RECORD EXCERPTS:
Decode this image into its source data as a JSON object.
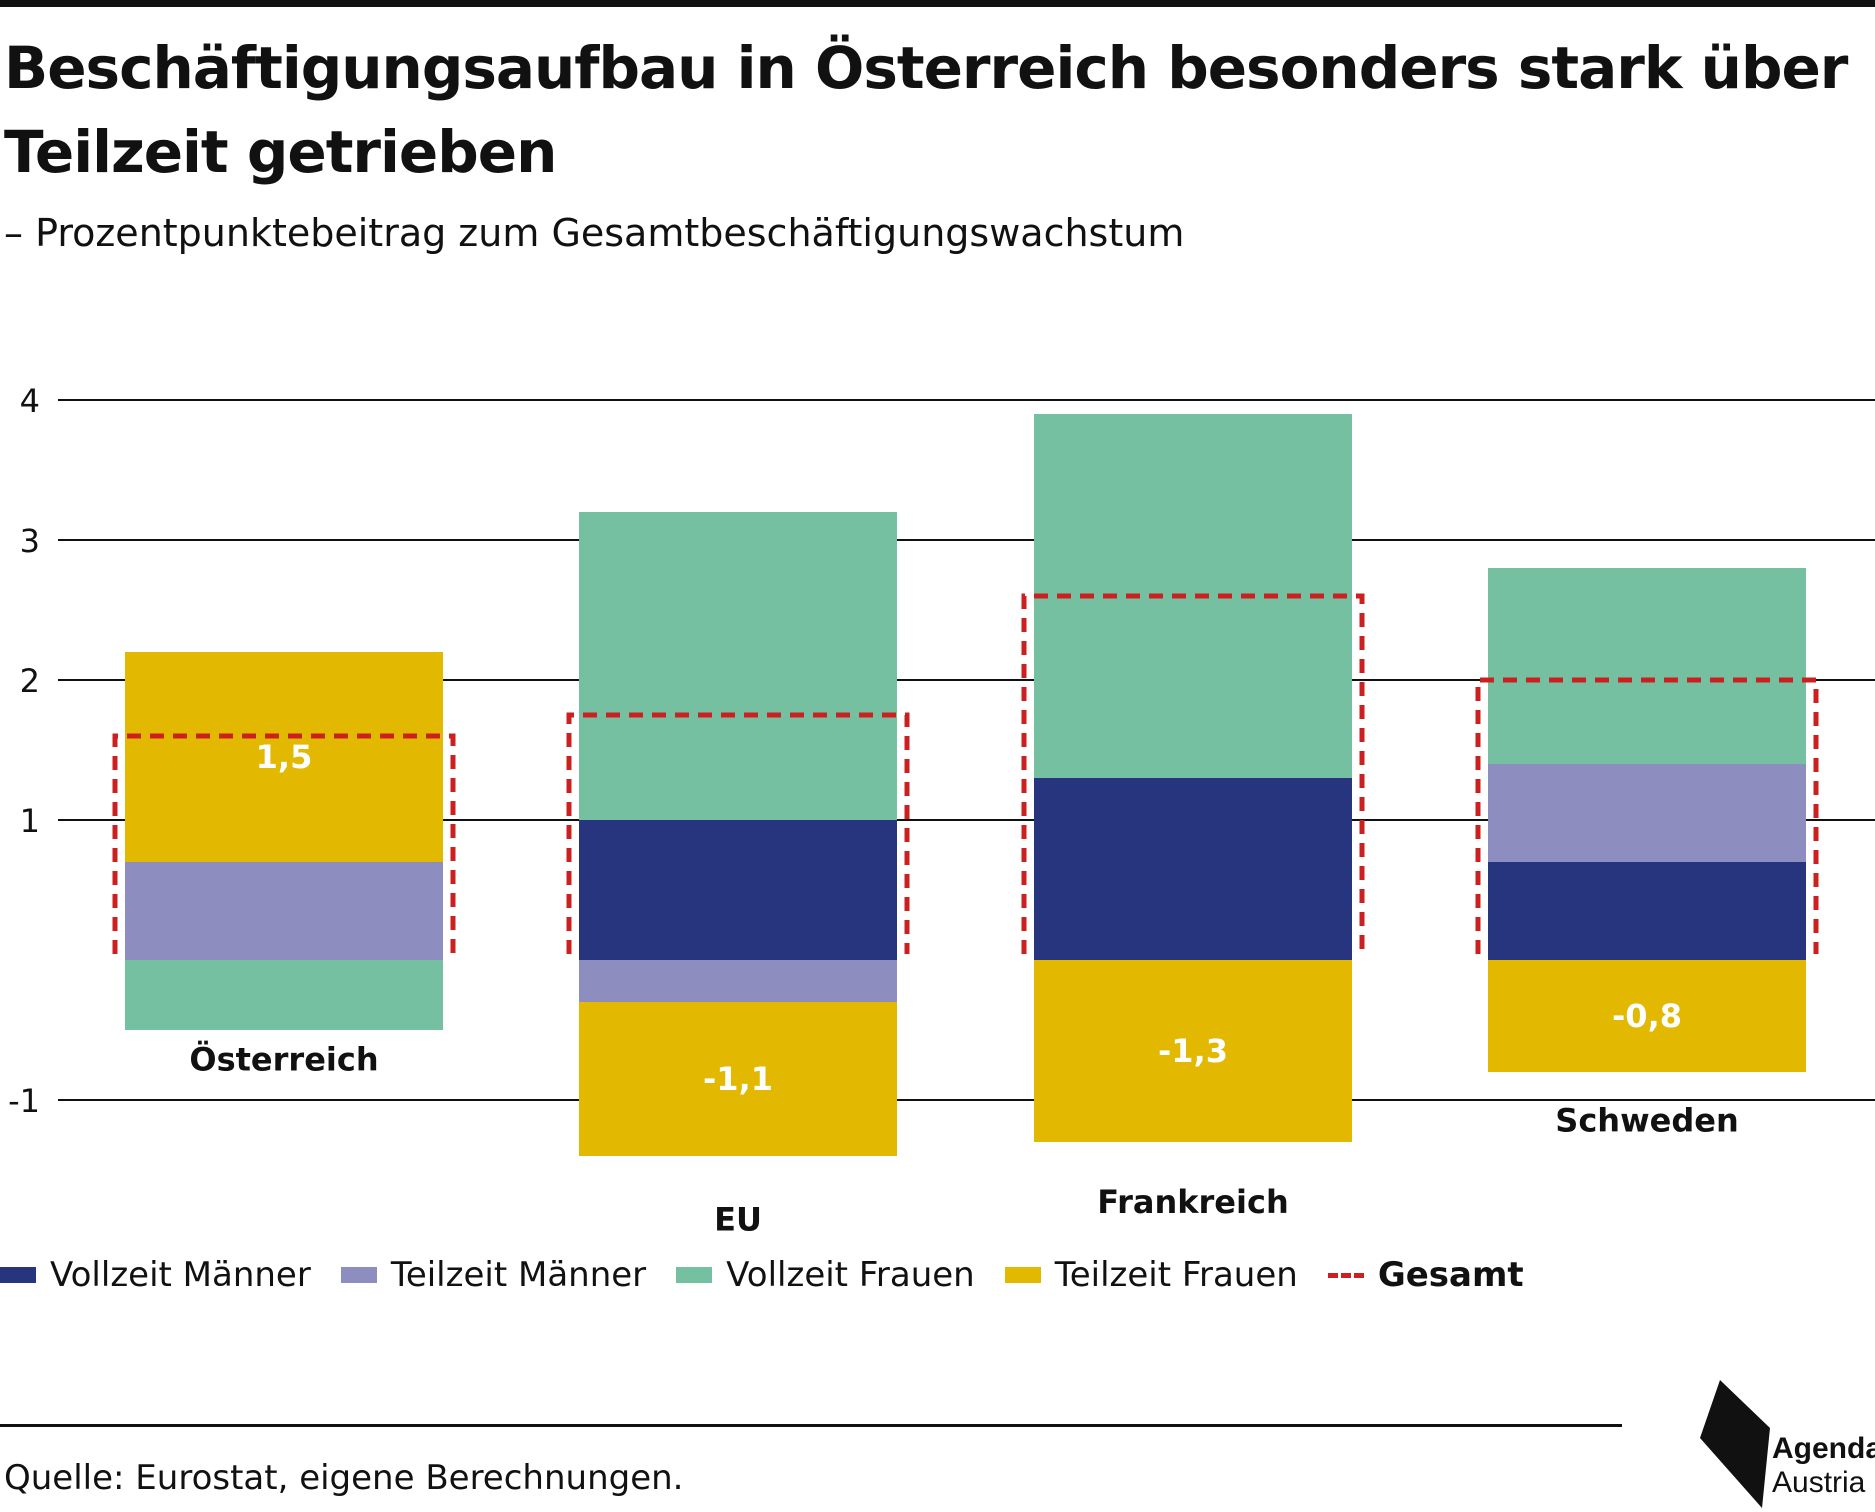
{
  "header": {
    "title": "Beschäftigungsaufbau in Österreich besonders stark über Teilzeit getrieben",
    "subtitle": "– Prozentpunktebeitrag zum Gesamtbeschäftigungswachstum"
  },
  "footer": {
    "source": "Quelle: Eurostat, eigene Berechnungen.",
    "logo_line1": "Agenda",
    "logo_line2": "Austria"
  },
  "colors": {
    "vollzeit_maenner": "#27357f",
    "teilzeit_maenner": "#8d8dbf",
    "vollzeit_frauen": "#74c0a1",
    "teilzeit_frauen": "#e2b800",
    "gesamt": "#cc1f1f",
    "gridline": "#111111"
  },
  "legend": [
    {
      "label": "Vollzeit Männer",
      "color": "#27357f",
      "style": "box"
    },
    {
      "label": "Teilzeit Männer",
      "color": "#8d8dbf",
      "style": "box"
    },
    {
      "label": "Vollzeit Frauen",
      "color": "#74c0a1",
      "style": "box"
    },
    {
      "label": "Teilzeit Frauen",
      "color": "#e2b800",
      "style": "box"
    },
    {
      "label": "Gesamt",
      "color": "#cc1f1f",
      "style": "dashed"
    }
  ],
  "chart_data": {
    "type": "bar",
    "stacked": true,
    "title": "Beschäftigungsaufbau in Österreich besonders stark über Teilzeit getrieben",
    "subtitle": "– Prozentpunktebeitrag zum Gesamtbeschäftigungswachstum",
    "xlabel": "",
    "ylabel": "",
    "categories": [
      "Österreich",
      "EU",
      "Frankreich",
      "Schweden"
    ],
    "series": [
      {
        "name": "Vollzeit Männer",
        "values": [
          0,
          1.0,
          1.3,
          0.7
        ]
      },
      {
        "name": "Teilzeit Männer",
        "values": [
          0.7,
          -0.3,
          0,
          0.7
        ]
      },
      {
        "name": "Vollzeit Frauen",
        "values": [
          -0.5,
          2.2,
          2.6,
          1.4
        ]
      },
      {
        "name": "Teilzeit Frauen",
        "values": [
          1.5,
          -1.1,
          -1.3,
          -0.8
        ]
      }
    ],
    "total": {
      "name": "Gesamt",
      "values": [
        1.6,
        1.75,
        2.6,
        2.0
      ]
    },
    "data_labels": [
      "1,5",
      "-1,1",
      "-1,3",
      "-0,8"
    ],
    "yticks": [
      -1,
      1,
      2,
      3,
      4
    ],
    "ytick_labels": [
      "-1",
      "1",
      "2",
      "3",
      "4"
    ],
    "ylim": [
      -1.4,
      4.0
    ],
    "grid": true,
    "legend_position": "bottom"
  }
}
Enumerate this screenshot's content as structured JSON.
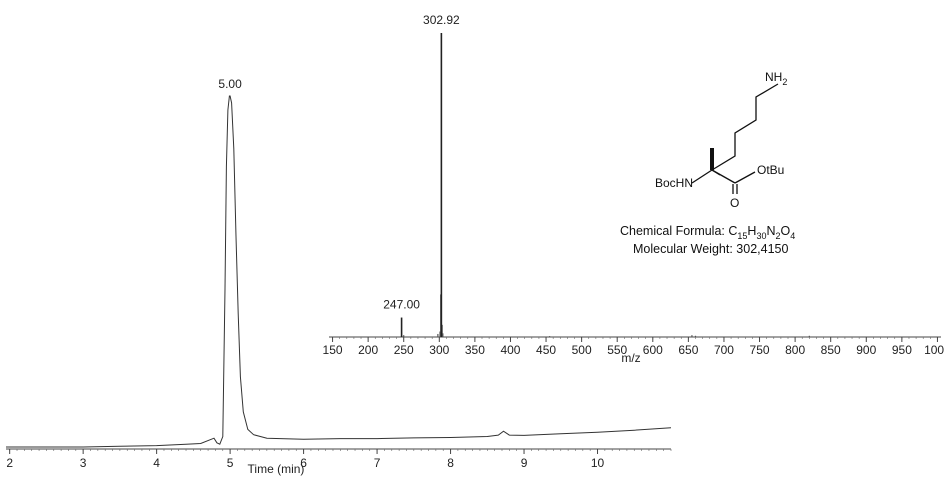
{
  "chart_data": [
    {
      "type": "line",
      "xlabel": "Time (min)",
      "x_ticks": [
        2,
        3,
        4,
        5,
        6,
        7,
        8,
        9,
        10
      ],
      "xlim": [
        1.95,
        11.0
      ],
      "peaks": [
        {
          "x": 5.0,
          "label": "5.00"
        }
      ],
      "series": [
        {
          "x": [
            1.95,
            2.5,
            3.0,
            3.5,
            4.0,
            4.4,
            4.6,
            4.78,
            4.82,
            4.86,
            4.9,
            4.93,
            4.95,
            4.97,
            4.99,
            5.0,
            5.02,
            5.05,
            5.08,
            5.11,
            5.14,
            5.18,
            5.24,
            5.32,
            5.5,
            6.0,
            6.5,
            7.0,
            7.5,
            8.0,
            8.5,
            8.65,
            8.72,
            8.8,
            9.0,
            9.5,
            10.0,
            10.5,
            11.0
          ],
          "y": [
            0.0,
            0.0,
            0.0,
            0.002,
            0.004,
            0.008,
            0.01,
            0.025,
            0.012,
            0.008,
            0.03,
            0.45,
            0.8,
            0.96,
            1.0,
            1.0,
            0.98,
            0.85,
            0.6,
            0.38,
            0.2,
            0.1,
            0.05,
            0.035,
            0.025,
            0.022,
            0.024,
            0.024,
            0.026,
            0.027,
            0.03,
            0.034,
            0.045,
            0.034,
            0.033,
            0.038,
            0.042,
            0.048,
            0.055
          ]
        }
      ]
    },
    {
      "type": "bar",
      "xlabel": "m/z",
      "x_ticks": [
        150,
        200,
        250,
        300,
        350,
        400,
        450,
        500,
        550,
        600,
        650,
        700,
        750,
        800,
        850,
        900,
        950,
        1000
      ],
      "xlim": [
        145,
        1005
      ],
      "peaks": [
        {
          "x": 247.0,
          "label": "247.00",
          "intensity": 0.064
        },
        {
          "x": 302.92,
          "label": "302.92",
          "intensity": 1.0
        }
      ],
      "minor_peaks": [
        {
          "x": 298,
          "intensity": 0.01
        },
        {
          "x": 301,
          "intensity": 0.018
        },
        {
          "x": 302,
          "intensity": 0.14
        },
        {
          "x": 304,
          "intensity": 0.04
        },
        {
          "x": 305,
          "intensity": 0.012
        },
        {
          "x": 250,
          "intensity": 0.006
        },
        {
          "x": 455,
          "intensity": 0.003
        },
        {
          "x": 655,
          "intensity": 0.006
        },
        {
          "x": 660,
          "intensity": 0.004
        },
        {
          "x": 820,
          "intensity": 0.004
        }
      ]
    }
  ],
  "structure": {
    "amine": "NH",
    "amine_sub": "2",
    "carbamate": "BocHN",
    "ester": "OtBu",
    "carbonyl_o": "O"
  },
  "info": {
    "formula_prefix": "Chemical Formula: C",
    "formula": [
      {
        "t": "15",
        "sub": true
      },
      {
        "t": "H",
        "sub": false
      },
      {
        "t": "30",
        "sub": true
      },
      {
        "t": "N",
        "sub": false
      },
      {
        "t": "2",
        "sub": true
      },
      {
        "t": "O",
        "sub": false
      },
      {
        "t": "4",
        "sub": true
      }
    ],
    "mw": "Molecular Weight: 302,4150"
  },
  "colors": {
    "line": "#333333",
    "axis": "#444444",
    "text": "#222222"
  }
}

DIRECTIONS FOR THIS TASK:
Copy each line of the listing that holds the word "source".

EXERCISE RESPONSE:
Decode this image into its source data as a JSON object.
    "source": "Quelle: Eurostat, eigene Berechnungen.",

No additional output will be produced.